* **TASK PROMPT**: Exclude images, then output the remaining data verbatim.

Dataset records on visual material
▬▬▬▬▬▬
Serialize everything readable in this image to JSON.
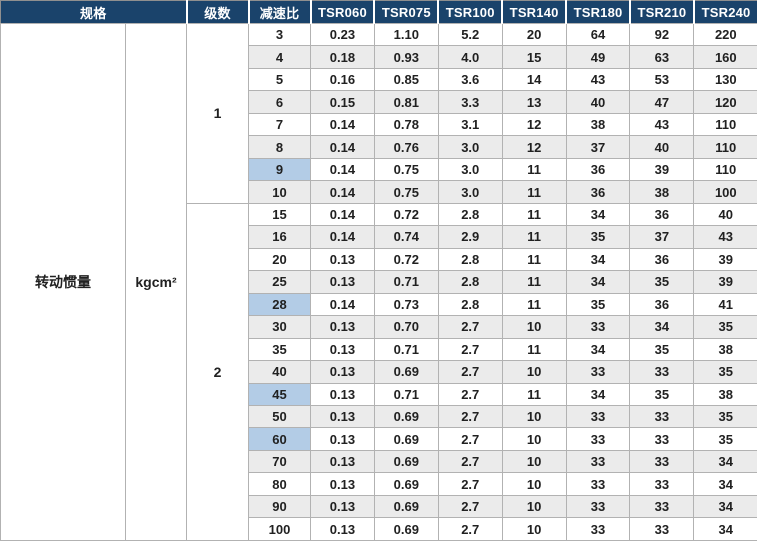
{
  "table": {
    "header": {
      "spec_label": "规格",
      "stages_label": "级数",
      "ratio_label": "减速比",
      "models": [
        "TSR060",
        "TSR075",
        "TSR100",
        "TSR140",
        "TSR180",
        "TSR210",
        "TSR240"
      ]
    },
    "spec": {
      "name": "转动惯量",
      "unit": "kgcm²"
    },
    "groups": [
      {
        "stage": "1",
        "rows": [
          {
            "ratio": "3",
            "highlighted": false,
            "values": [
              "0.23",
              "1.10",
              "5.2",
              "20",
              "64",
              "92",
              "220"
            ]
          },
          {
            "ratio": "4",
            "highlighted": false,
            "values": [
              "0.18",
              "0.93",
              "4.0",
              "15",
              "49",
              "63",
              "160"
            ]
          },
          {
            "ratio": "5",
            "highlighted": false,
            "values": [
              "0.16",
              "0.85",
              "3.6",
              "14",
              "43",
              "53",
              "130"
            ]
          },
          {
            "ratio": "6",
            "highlighted": true,
            "values": [
              "0.15",
              "0.81",
              "3.3",
              "13",
              "40",
              "47",
              "120"
            ]
          },
          {
            "ratio": "7",
            "highlighted": false,
            "values": [
              "0.14",
              "0.78",
              "3.1",
              "12",
              "38",
              "43",
              "110"
            ]
          },
          {
            "ratio": "8",
            "highlighted": false,
            "values": [
              "0.14",
              "0.76",
              "3.0",
              "12",
              "37",
              "40",
              "110"
            ]
          },
          {
            "ratio": "9",
            "highlighted": true,
            "values": [
              "0.14",
              "0.75",
              "3.0",
              "11",
              "36",
              "39",
              "110"
            ]
          },
          {
            "ratio": "10",
            "highlighted": false,
            "values": [
              "0.14",
              "0.75",
              "3.0",
              "11",
              "36",
              "38",
              "100"
            ]
          }
        ]
      },
      {
        "stage": "2",
        "rows": [
          {
            "ratio": "15",
            "highlighted": false,
            "values": [
              "0.14",
              "0.72",
              "2.8",
              "11",
              "34",
              "36",
              "40"
            ]
          },
          {
            "ratio": "16",
            "highlighted": true,
            "values": [
              "0.14",
              "0.74",
              "2.9",
              "11",
              "35",
              "37",
              "43"
            ]
          },
          {
            "ratio": "20",
            "highlighted": false,
            "values": [
              "0.13",
              "0.72",
              "2.8",
              "11",
              "34",
              "36",
              "39"
            ]
          },
          {
            "ratio": "25",
            "highlighted": false,
            "values": [
              "0.13",
              "0.71",
              "2.8",
              "11",
              "34",
              "35",
              "39"
            ]
          },
          {
            "ratio": "28",
            "highlighted": true,
            "values": [
              "0.14",
              "0.73",
              "2.8",
              "11",
              "35",
              "36",
              "41"
            ]
          },
          {
            "ratio": "30",
            "highlighted": false,
            "values": [
              "0.13",
              "0.70",
              "2.7",
              "10",
              "33",
              "34",
              "35"
            ]
          },
          {
            "ratio": "35",
            "highlighted": false,
            "values": [
              "0.13",
              "0.71",
              "2.7",
              "11",
              "34",
              "35",
              "38"
            ]
          },
          {
            "ratio": "40",
            "highlighted": false,
            "values": [
              "0.13",
              "0.69",
              "2.7",
              "10",
              "33",
              "33",
              "35"
            ]
          },
          {
            "ratio": "45",
            "highlighted": true,
            "values": [
              "0.13",
              "0.71",
              "2.7",
              "11",
              "34",
              "35",
              "38"
            ]
          },
          {
            "ratio": "50",
            "highlighted": false,
            "values": [
              "0.13",
              "0.69",
              "2.7",
              "10",
              "33",
              "33",
              "35"
            ]
          },
          {
            "ratio": "60",
            "highlighted": true,
            "values": [
              "0.13",
              "0.69",
              "2.7",
              "10",
              "33",
              "33",
              "35"
            ]
          },
          {
            "ratio": "70",
            "highlighted": false,
            "values": [
              "0.13",
              "0.69",
              "2.7",
              "10",
              "33",
              "33",
              "34"
            ]
          },
          {
            "ratio": "80",
            "highlighted": false,
            "values": [
              "0.13",
              "0.69",
              "2.7",
              "10",
              "33",
              "33",
              "34"
            ]
          },
          {
            "ratio": "90",
            "highlighted": true,
            "values": [
              "0.13",
              "0.69",
              "2.7",
              "10",
              "33",
              "33",
              "34"
            ]
          },
          {
            "ratio": "100",
            "highlighted": false,
            "values": [
              "0.13",
              "0.69",
              "2.7",
              "10",
              "33",
              "33",
              "34"
            ]
          }
        ]
      }
    ],
    "colors": {
      "header_bg": "#1a436b",
      "row_alt": "#ebebeb",
      "ratio_highlight": "#b3cce6",
      "grid_border": "#b2b2b2"
    }
  }
}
▬▬▬▬▬▬
* **IN RESPONSE**:
Serialize everything readable in this image to JSON.
{
  "table": {
    "header": {
      "spec_label": "规格",
      "stages_label": "级数",
      "ratio_label": "减速比",
      "models": [
        "TSR060",
        "TSR075",
        "TSR100",
        "TSR140",
        "TSR180",
        "TSR210",
        "TSR240"
      ]
    },
    "spec": {
      "name": "转动惯量",
      "unit": "kgcm²"
    },
    "groups": [
      {
        "stage": "1",
        "rows": [
          {
            "ratio": "3",
            "highlighted": false,
            "values": [
              "0.23",
              "1.10",
              "5.2",
              "20",
              "64",
              "92",
              "220"
            ]
          },
          {
            "ratio": "4",
            "highlighted": false,
            "values": [
              "0.18",
              "0.93",
              "4.0",
              "15",
              "49",
              "63",
              "160"
            ]
          },
          {
            "ratio": "5",
            "highlighted": false,
            "values": [
              "0.16",
              "0.85",
              "3.6",
              "14",
              "43",
              "53",
              "130"
            ]
          },
          {
            "ratio": "6",
            "highlighted": true,
            "values": [
              "0.15",
              "0.81",
              "3.3",
              "13",
              "40",
              "47",
              "120"
            ]
          },
          {
            "ratio": "7",
            "highlighted": false,
            "values": [
              "0.14",
              "0.78",
              "3.1",
              "12",
              "38",
              "43",
              "110"
            ]
          },
          {
            "ratio": "8",
            "highlighted": false,
            "values": [
              "0.14",
              "0.76",
              "3.0",
              "12",
              "37",
              "40",
              "110"
            ]
          },
          {
            "ratio": "9",
            "highlighted": true,
            "values": [
              "0.14",
              "0.75",
              "3.0",
              "11",
              "36",
              "39",
              "110"
            ]
          },
          {
            "ratio": "10",
            "highlighted": false,
            "values": [
              "0.14",
              "0.75",
              "3.0",
              "11",
              "36",
              "38",
              "100"
            ]
          }
        ]
      },
      {
        "stage": "2",
        "rows": [
          {
            "ratio": "15",
            "highlighted": false,
            "values": [
              "0.14",
              "0.72",
              "2.8",
              "11",
              "34",
              "36",
              "40"
            ]
          },
          {
            "ratio": "16",
            "highlighted": true,
            "values": [
              "0.14",
              "0.74",
              "2.9",
              "11",
              "35",
              "37",
              "43"
            ]
          },
          {
            "ratio": "20",
            "highlighted": false,
            "values": [
              "0.13",
              "0.72",
              "2.8",
              "11",
              "34",
              "36",
              "39"
            ]
          },
          {
            "ratio": "25",
            "highlighted": false,
            "values": [
              "0.13",
              "0.71",
              "2.8",
              "11",
              "34",
              "35",
              "39"
            ]
          },
          {
            "ratio": "28",
            "highlighted": true,
            "values": [
              "0.14",
              "0.73",
              "2.8",
              "11",
              "35",
              "36",
              "41"
            ]
          },
          {
            "ratio": "30",
            "highlighted": false,
            "values": [
              "0.13",
              "0.70",
              "2.7",
              "10",
              "33",
              "34",
              "35"
            ]
          },
          {
            "ratio": "35",
            "highlighted": false,
            "values": [
              "0.13",
              "0.71",
              "2.7",
              "11",
              "34",
              "35",
              "38"
            ]
          },
          {
            "ratio": "40",
            "highlighted": false,
            "values": [
              "0.13",
              "0.69",
              "2.7",
              "10",
              "33",
              "33",
              "35"
            ]
          },
          {
            "ratio": "45",
            "highlighted": true,
            "values": [
              "0.13",
              "0.71",
              "2.7",
              "11",
              "34",
              "35",
              "38"
            ]
          },
          {
            "ratio": "50",
            "highlighted": false,
            "values": [
              "0.13",
              "0.69",
              "2.7",
              "10",
              "33",
              "33",
              "35"
            ]
          },
          {
            "ratio": "60",
            "highlighted": true,
            "values": [
              "0.13",
              "0.69",
              "2.7",
              "10",
              "33",
              "33",
              "35"
            ]
          },
          {
            "ratio": "70",
            "highlighted": false,
            "values": [
              "0.13",
              "0.69",
              "2.7",
              "10",
              "33",
              "33",
              "34"
            ]
          },
          {
            "ratio": "80",
            "highlighted": false,
            "values": [
              "0.13",
              "0.69",
              "2.7",
              "10",
              "33",
              "33",
              "34"
            ]
          },
          {
            "ratio": "90",
            "highlighted": true,
            "values": [
              "0.13",
              "0.69",
              "2.7",
              "10",
              "33",
              "33",
              "34"
            ]
          },
          {
            "ratio": "100",
            "highlighted": false,
            "values": [
              "0.13",
              "0.69",
              "2.7",
              "10",
              "33",
              "33",
              "34"
            ]
          }
        ]
      }
    ],
    "colors": {
      "header_bg": "#1a436b",
      "row_alt": "#ebebeb",
      "ratio_highlight": "#b3cce6",
      "grid_border": "#b2b2b2"
    }
  }
}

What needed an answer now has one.